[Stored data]
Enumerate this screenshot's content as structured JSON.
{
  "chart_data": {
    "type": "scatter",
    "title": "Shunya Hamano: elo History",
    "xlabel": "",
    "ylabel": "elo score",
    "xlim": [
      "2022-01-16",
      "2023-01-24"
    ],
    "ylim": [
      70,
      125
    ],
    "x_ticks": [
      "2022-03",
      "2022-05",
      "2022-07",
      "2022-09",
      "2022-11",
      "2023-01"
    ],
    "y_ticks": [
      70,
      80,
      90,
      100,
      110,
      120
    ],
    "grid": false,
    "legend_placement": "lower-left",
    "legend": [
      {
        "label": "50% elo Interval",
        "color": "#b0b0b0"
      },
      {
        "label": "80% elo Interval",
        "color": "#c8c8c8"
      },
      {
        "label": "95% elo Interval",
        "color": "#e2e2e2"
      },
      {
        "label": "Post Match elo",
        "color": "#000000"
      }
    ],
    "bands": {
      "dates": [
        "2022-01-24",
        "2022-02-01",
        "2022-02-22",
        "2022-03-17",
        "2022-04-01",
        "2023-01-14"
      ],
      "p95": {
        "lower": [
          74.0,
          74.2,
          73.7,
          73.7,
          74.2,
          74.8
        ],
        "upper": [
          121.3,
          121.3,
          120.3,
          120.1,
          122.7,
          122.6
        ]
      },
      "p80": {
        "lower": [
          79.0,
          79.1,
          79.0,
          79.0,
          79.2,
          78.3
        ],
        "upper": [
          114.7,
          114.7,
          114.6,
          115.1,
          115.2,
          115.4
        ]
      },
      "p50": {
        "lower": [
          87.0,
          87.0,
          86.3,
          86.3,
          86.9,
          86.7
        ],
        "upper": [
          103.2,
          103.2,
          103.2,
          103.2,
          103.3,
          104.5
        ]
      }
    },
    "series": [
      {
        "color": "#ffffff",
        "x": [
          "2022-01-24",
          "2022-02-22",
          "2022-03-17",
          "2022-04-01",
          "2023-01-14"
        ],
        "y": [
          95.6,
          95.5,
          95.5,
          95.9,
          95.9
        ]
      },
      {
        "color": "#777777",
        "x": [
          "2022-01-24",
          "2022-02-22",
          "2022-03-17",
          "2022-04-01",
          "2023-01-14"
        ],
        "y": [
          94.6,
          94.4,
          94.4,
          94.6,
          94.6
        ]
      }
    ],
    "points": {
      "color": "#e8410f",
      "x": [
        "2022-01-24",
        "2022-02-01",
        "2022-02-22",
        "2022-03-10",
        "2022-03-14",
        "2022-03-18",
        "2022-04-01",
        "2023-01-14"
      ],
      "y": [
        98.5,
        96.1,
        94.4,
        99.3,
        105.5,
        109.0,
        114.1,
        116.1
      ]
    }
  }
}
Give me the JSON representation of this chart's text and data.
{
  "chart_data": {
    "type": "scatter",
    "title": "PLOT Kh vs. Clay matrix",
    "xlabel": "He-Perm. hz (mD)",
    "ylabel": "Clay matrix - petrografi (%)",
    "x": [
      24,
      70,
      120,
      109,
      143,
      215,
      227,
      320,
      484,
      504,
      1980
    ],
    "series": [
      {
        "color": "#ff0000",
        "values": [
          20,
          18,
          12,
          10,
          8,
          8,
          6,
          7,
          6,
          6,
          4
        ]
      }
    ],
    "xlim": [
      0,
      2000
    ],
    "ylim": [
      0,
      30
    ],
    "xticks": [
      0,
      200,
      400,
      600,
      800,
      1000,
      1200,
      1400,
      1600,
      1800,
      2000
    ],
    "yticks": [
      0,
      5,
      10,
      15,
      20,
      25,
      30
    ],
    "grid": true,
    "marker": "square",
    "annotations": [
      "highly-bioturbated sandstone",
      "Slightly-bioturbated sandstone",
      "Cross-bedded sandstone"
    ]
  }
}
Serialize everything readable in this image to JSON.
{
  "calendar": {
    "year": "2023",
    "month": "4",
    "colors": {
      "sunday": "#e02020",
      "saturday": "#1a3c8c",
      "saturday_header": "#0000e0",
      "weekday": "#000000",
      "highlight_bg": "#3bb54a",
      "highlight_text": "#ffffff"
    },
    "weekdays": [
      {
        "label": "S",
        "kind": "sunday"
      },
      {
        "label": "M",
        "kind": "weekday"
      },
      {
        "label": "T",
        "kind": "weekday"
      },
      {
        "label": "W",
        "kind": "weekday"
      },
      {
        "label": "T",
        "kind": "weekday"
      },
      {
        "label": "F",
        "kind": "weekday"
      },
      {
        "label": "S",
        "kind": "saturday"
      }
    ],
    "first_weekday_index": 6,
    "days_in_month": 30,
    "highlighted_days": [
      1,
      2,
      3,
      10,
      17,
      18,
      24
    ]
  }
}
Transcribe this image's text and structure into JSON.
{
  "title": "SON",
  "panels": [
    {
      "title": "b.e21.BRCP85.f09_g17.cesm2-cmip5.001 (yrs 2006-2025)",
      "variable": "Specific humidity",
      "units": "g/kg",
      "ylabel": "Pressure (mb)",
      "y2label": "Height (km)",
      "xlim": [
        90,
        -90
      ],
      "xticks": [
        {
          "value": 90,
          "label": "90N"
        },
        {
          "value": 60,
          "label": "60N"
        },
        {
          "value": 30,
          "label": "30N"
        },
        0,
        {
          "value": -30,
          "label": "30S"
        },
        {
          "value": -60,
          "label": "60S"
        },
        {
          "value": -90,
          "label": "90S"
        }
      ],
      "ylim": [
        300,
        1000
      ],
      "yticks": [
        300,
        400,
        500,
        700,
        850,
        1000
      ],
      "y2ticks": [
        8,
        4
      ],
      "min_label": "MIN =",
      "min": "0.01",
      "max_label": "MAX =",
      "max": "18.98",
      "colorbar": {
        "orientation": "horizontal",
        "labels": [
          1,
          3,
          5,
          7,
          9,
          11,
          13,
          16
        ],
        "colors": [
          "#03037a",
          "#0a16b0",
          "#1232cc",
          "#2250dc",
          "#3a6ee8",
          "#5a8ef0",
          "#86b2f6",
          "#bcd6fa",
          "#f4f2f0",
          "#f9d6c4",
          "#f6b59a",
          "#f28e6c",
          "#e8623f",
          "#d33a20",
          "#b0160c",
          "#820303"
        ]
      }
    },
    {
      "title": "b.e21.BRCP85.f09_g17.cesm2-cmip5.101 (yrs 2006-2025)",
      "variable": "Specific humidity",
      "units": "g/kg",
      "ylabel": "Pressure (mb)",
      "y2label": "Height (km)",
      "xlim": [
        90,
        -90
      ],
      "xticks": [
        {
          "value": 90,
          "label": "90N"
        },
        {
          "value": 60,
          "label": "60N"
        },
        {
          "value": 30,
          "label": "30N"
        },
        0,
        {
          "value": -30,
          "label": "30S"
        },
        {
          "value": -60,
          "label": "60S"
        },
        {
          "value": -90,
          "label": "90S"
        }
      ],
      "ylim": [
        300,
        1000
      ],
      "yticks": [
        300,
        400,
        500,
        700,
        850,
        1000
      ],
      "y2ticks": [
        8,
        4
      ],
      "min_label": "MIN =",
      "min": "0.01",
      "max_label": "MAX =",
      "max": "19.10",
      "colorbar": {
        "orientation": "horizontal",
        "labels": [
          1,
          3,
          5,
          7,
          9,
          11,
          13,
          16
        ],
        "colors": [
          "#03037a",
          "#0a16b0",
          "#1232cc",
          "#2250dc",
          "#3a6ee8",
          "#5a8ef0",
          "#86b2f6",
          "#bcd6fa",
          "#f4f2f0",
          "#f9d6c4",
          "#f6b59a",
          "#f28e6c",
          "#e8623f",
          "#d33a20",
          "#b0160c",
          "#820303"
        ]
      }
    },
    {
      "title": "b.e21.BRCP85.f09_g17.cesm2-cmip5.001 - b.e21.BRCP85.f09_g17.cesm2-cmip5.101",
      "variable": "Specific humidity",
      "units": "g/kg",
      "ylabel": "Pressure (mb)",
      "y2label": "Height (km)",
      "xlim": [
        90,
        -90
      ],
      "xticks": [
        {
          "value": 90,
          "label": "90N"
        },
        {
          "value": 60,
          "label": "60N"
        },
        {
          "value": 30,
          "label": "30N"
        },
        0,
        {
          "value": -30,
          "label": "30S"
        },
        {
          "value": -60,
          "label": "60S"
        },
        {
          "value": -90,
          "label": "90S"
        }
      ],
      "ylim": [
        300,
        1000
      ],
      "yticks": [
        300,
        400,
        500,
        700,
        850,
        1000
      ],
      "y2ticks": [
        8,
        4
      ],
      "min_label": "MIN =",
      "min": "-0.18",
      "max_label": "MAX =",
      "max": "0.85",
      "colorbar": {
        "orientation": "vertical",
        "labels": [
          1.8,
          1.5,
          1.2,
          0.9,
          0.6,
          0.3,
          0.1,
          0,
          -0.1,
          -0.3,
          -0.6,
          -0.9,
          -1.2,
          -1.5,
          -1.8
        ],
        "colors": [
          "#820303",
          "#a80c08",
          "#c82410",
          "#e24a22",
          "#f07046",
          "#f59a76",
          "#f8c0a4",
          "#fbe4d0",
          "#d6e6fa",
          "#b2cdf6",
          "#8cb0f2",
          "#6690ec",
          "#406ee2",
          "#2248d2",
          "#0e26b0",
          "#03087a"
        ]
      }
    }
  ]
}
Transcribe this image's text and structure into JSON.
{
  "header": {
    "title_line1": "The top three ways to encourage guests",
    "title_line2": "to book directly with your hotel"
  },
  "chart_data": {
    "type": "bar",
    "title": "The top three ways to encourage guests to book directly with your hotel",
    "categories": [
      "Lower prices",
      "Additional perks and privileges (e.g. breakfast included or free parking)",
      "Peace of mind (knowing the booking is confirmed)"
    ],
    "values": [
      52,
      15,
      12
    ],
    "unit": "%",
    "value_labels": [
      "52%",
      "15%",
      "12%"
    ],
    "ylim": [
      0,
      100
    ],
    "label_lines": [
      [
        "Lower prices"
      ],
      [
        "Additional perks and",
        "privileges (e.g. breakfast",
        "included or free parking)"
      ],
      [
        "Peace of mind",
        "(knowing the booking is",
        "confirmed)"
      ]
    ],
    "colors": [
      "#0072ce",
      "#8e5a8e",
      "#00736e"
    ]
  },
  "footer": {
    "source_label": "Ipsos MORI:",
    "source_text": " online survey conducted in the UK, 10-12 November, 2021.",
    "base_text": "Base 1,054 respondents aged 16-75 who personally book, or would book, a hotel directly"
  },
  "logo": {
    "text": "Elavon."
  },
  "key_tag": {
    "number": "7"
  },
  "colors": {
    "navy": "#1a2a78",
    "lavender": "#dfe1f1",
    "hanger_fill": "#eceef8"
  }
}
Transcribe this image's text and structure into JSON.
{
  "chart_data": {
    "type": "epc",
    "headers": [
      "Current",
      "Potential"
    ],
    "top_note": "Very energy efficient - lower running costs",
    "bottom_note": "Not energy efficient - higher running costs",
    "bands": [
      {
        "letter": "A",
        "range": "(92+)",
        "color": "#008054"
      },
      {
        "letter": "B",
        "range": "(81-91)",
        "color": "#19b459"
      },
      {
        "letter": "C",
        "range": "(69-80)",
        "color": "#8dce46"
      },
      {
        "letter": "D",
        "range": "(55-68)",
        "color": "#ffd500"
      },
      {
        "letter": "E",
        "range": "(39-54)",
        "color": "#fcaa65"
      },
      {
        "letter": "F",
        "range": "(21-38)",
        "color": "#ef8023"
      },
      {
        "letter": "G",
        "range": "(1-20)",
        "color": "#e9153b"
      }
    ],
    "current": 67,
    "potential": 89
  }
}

■ **TASK GOAL**
Count the lines of the material that include the word "free", then report only the total.

■ **EXPECTED ANSWER**
2